- [DIRECTIVE]
Retype the material in full, keeping every word the same.

-- begin SUPPLIED INFORMATION --

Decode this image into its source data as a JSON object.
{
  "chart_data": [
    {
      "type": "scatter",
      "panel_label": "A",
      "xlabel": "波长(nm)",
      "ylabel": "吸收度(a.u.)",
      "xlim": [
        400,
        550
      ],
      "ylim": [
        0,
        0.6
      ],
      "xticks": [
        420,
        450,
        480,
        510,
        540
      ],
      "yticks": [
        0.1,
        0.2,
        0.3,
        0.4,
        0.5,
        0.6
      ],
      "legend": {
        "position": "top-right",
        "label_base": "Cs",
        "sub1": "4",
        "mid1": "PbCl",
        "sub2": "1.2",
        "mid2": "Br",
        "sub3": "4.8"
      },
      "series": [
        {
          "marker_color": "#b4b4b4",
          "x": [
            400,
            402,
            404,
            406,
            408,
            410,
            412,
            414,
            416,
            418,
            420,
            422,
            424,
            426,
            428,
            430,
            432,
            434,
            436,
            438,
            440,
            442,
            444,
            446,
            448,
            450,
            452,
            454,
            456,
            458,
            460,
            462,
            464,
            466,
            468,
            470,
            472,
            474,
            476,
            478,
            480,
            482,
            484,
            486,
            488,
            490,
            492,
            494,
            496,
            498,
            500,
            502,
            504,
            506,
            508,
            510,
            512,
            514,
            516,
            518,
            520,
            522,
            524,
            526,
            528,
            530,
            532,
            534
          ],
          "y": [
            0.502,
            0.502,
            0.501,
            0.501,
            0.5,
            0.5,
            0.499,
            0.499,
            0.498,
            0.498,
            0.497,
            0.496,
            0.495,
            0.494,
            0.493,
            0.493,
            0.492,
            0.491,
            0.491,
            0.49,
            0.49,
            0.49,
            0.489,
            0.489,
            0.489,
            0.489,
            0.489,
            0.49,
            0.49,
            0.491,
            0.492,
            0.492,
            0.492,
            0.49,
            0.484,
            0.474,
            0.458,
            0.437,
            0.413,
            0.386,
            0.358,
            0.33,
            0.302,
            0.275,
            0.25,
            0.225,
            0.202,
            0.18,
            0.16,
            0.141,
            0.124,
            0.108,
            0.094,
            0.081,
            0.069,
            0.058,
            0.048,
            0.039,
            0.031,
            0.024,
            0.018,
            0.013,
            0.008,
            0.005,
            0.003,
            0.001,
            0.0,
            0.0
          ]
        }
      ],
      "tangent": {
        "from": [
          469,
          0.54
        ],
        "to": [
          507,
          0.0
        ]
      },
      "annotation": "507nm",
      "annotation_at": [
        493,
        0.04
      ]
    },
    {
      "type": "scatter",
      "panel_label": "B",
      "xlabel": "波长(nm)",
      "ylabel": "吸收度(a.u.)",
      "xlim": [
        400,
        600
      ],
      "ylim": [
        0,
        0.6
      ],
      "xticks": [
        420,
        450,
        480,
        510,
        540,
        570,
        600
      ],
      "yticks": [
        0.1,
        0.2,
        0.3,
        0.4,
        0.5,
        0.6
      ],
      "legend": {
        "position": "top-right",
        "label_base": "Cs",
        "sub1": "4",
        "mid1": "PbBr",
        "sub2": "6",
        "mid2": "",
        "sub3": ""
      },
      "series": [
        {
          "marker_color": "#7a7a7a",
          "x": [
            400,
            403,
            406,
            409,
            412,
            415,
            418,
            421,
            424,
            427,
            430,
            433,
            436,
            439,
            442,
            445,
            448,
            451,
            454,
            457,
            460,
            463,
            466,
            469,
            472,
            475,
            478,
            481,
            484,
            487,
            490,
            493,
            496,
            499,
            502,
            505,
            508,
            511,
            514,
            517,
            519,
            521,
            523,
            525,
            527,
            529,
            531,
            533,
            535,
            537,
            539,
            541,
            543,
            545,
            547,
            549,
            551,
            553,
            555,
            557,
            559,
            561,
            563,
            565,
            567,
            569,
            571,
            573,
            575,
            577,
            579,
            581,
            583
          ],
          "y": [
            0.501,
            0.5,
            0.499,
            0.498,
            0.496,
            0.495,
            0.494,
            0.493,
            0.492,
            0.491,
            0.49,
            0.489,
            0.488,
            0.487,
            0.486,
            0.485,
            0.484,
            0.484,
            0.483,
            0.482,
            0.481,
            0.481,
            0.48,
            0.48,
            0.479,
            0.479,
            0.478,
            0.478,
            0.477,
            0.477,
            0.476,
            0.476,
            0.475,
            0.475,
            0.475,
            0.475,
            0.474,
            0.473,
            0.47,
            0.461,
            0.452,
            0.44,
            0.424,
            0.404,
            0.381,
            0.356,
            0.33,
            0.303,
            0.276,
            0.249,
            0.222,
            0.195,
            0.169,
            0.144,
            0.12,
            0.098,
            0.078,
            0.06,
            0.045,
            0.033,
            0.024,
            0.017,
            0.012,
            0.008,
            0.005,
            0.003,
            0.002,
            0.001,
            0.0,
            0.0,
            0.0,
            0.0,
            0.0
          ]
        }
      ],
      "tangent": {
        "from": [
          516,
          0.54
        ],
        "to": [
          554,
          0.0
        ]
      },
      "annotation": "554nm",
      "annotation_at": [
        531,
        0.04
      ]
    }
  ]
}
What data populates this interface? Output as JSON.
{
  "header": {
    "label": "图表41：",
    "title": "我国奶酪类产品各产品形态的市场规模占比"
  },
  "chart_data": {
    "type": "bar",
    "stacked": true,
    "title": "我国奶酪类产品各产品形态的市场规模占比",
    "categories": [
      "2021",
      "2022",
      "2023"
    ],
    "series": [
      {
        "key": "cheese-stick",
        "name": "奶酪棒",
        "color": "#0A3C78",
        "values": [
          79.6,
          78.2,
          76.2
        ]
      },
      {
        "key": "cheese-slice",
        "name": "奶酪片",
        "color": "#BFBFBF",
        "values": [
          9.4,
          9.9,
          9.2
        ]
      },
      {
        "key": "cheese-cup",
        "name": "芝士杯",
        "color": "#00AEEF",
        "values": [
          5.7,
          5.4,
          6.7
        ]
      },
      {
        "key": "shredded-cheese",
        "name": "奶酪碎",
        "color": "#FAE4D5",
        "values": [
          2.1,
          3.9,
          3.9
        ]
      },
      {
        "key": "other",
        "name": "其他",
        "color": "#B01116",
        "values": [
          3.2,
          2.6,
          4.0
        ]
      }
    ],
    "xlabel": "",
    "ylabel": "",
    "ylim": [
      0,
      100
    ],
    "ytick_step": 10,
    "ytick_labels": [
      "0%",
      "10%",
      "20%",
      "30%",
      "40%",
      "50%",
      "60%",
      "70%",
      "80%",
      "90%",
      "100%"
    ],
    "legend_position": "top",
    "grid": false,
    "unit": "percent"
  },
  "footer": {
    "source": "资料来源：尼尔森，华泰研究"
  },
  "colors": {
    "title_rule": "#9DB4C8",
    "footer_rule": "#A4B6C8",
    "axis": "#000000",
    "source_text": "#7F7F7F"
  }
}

-- end SUPPLIED INFORMATION --

- [CORRECT RESULT]
Decode this image into its source data as a JSON object.
{
  "chart_data": [
    {
      "type": "scatter",
      "panel_label": "A",
      "xlabel": "波长(nm)",
      "ylabel": "吸收度(a.u.)",
      "xlim": [
        400,
        550
      ],
      "ylim": [
        0,
        0.6
      ],
      "xticks": [
        420,
        450,
        480,
        510,
        540
      ],
      "yticks": [
        0.1,
        0.2,
        0.3,
        0.4,
        0.5,
        0.6
      ],
      "legend": {
        "position": "top-right",
        "label_base": "Cs",
        "sub1": "4",
        "mid1": "PbCl",
        "sub2": "1.2",
        "mid2": "Br",
        "sub3": "4.8"
      },
      "series": [
        {
          "marker_color": "#b4b4b4",
          "x": [
            400,
            402,
            404,
            406,
            408,
            410,
            412,
            414,
            416,
            418,
            420,
            422,
            424,
            426,
            428,
            430,
            432,
            434,
            436,
            438,
            440,
            442,
            444,
            446,
            448,
            450,
            452,
            454,
            456,
            458,
            460,
            462,
            464,
            466,
            468,
            470,
            472,
            474,
            476,
            478,
            480,
            482,
            484,
            486,
            488,
            490,
            492,
            494,
            496,
            498,
            500,
            502,
            504,
            506,
            508,
            510,
            512,
            514,
            516,
            518,
            520,
            522,
            524,
            526,
            528,
            530,
            532,
            534
          ],
          "y": [
            0.502,
            0.502,
            0.501,
            0.501,
            0.5,
            0.5,
            0.499,
            0.499,
            0.498,
            0.498,
            0.497,
            0.496,
            0.495,
            0.494,
            0.493,
            0.493,
            0.492,
            0.491,
            0.491,
            0.49,
            0.49,
            0.49,
            0.489,
            0.489,
            0.489,
            0.489,
            0.489,
            0.49,
            0.49,
            0.491,
            0.492,
            0.492,
            0.492,
            0.49,
            0.484,
            0.474,
            0.458,
            0.437,
            0.413,
            0.386,
            0.358,
            0.33,
            0.302,
            0.275,
            0.25,
            0.225,
            0.202,
            0.18,
            0.16,
            0.141,
            0.124,
            0.108,
            0.094,
            0.081,
            0.069,
            0.058,
            0.048,
            0.039,
            0.031,
            0.024,
            0.018,
            0.013,
            0.008,
            0.005,
            0.003,
            0.001,
            0.0,
            0.0
          ]
        }
      ],
      "tangent": {
        "from": [
          469,
          0.54
        ],
        "to": [
          507,
          0.0
        ]
      },
      "annotation": "507nm",
      "annotation_at": [
        493,
        0.04
      ]
    },
    {
      "type": "scatter",
      "panel_label": "B",
      "xlabel": "波长(nm)",
      "ylabel": "吸收度(a.u.)",
      "xlim": [
        400,
        600
      ],
      "ylim": [
        0,
        0.6
      ],
      "xticks": [
        420,
        450,
        480,
        510,
        540,
        570,
        600
      ],
      "yticks": [
        0.1,
        0.2,
        0.3,
        0.4,
        0.5,
        0.6
      ],
      "legend": {
        "position": "top-right",
        "label_base": "Cs",
        "sub1": "4",
        "mid1": "PbBr",
        "sub2": "6",
        "mid2": "",
        "sub3": ""
      },
      "series": [
        {
          "marker_color": "#7a7a7a",
          "x": [
            400,
            403,
            406,
            409,
            412,
            415,
            418,
            421,
            424,
            427,
            430,
            433,
            436,
            439,
            442,
            445,
            448,
            451,
            454,
            457,
            460,
            463,
            466,
            469,
            472,
            475,
            478,
            481,
            484,
            487,
            490,
            493,
            496,
            499,
            502,
            505,
            508,
            511,
            514,
            517,
            519,
            521,
            523,
            525,
            527,
            529,
            531,
            533,
            535,
            537,
            539,
            541,
            543,
            545,
            547,
            549,
            551,
            553,
            555,
            557,
            559,
            561,
            563,
            565,
            567,
            569,
            571,
            573,
            575,
            577,
            579,
            581,
            583
          ],
          "y": [
            0.501,
            0.5,
            0.499,
            0.498,
            0.496,
            0.495,
            0.494,
            0.493,
            0.492,
            0.491,
            0.49,
            0.489,
            0.488,
            0.487,
            0.486,
            0.485,
            0.484,
            0.484,
            0.483,
            0.482,
            0.481,
            0.481,
            0.48,
            0.48,
            0.479,
            0.479,
            0.478,
            0.478,
            0.477,
            0.477,
            0.476,
            0.476,
            0.475,
            0.475,
            0.475,
            0.475,
            0.474,
            0.473,
            0.47,
            0.461,
            0.452,
            0.44,
            0.424,
            0.404,
            0.381,
            0.356,
            0.33,
            0.303,
            0.276,
            0.249,
            0.222,
            0.195,
            0.169,
            0.144,
            0.12,
            0.098,
            0.078,
            0.06,
            0.045,
            0.033,
            0.024,
            0.017,
            0.012,
            0.008,
            0.005,
            0.003,
            0.002,
            0.001,
            0.0,
            0.0,
            0.0,
            0.0,
            0.0
          ]
        }
      ],
      "tangent": {
        "from": [
          516,
          0.54
        ],
        "to": [
          554,
          0.0
        ]
      },
      "annotation": "554nm",
      "annotation_at": [
        531,
        0.04
      ]
    }
  ]
}
What data populates this interface? Output as JSON.
{
  "header": {
    "label": "图表41：",
    "title": "我国奶酪类产品各产品形态的市场规模占比"
  },
  "chart_data": {
    "type": "bar",
    "stacked": true,
    "title": "我国奶酪类产品各产品形态的市场规模占比",
    "categories": [
      "2021",
      "2022",
      "2023"
    ],
    "series": [
      {
        "key": "cheese-stick",
        "name": "奶酪棒",
        "color": "#0A3C78",
        "values": [
          79.6,
          78.2,
          76.2
        ]
      },
      {
        "key": "cheese-slice",
        "name": "奶酪片",
        "color": "#BFBFBF",
        "values": [
          9.4,
          9.9,
          9.2
        ]
      },
      {
        "key": "cheese-cup",
        "name": "芝士杯",
        "color": "#00AEEF",
        "values": [
          5.7,
          5.4,
          6.7
        ]
      },
      {
        "key": "shredded-cheese",
        "name": "奶酪碎",
        "color": "#FAE4D5",
        "values": [
          2.1,
          3.9,
          3.9
        ]
      },
      {
        "key": "other",
        "name": "其他",
        "color": "#B01116",
        "values": [
          3.2,
          2.6,
          4.0
        ]
      }
    ],
    "xlabel": "",
    "ylabel": "",
    "ylim": [
      0,
      100
    ],
    "ytick_step": 10,
    "ytick_labels": [
      "0%",
      "10%",
      "20%",
      "30%",
      "40%",
      "50%",
      "60%",
      "70%",
      "80%",
      "90%",
      "100%"
    ],
    "legend_position": "top",
    "grid": false,
    "unit": "percent"
  },
  "footer": {
    "source": "资料来源：尼尔森，华泰研究"
  },
  "colors": {
    "title_rule": "#9DB4C8",
    "footer_rule": "#A4B6C8",
    "axis": "#000000",
    "source_text": "#7F7F7F"
  }
}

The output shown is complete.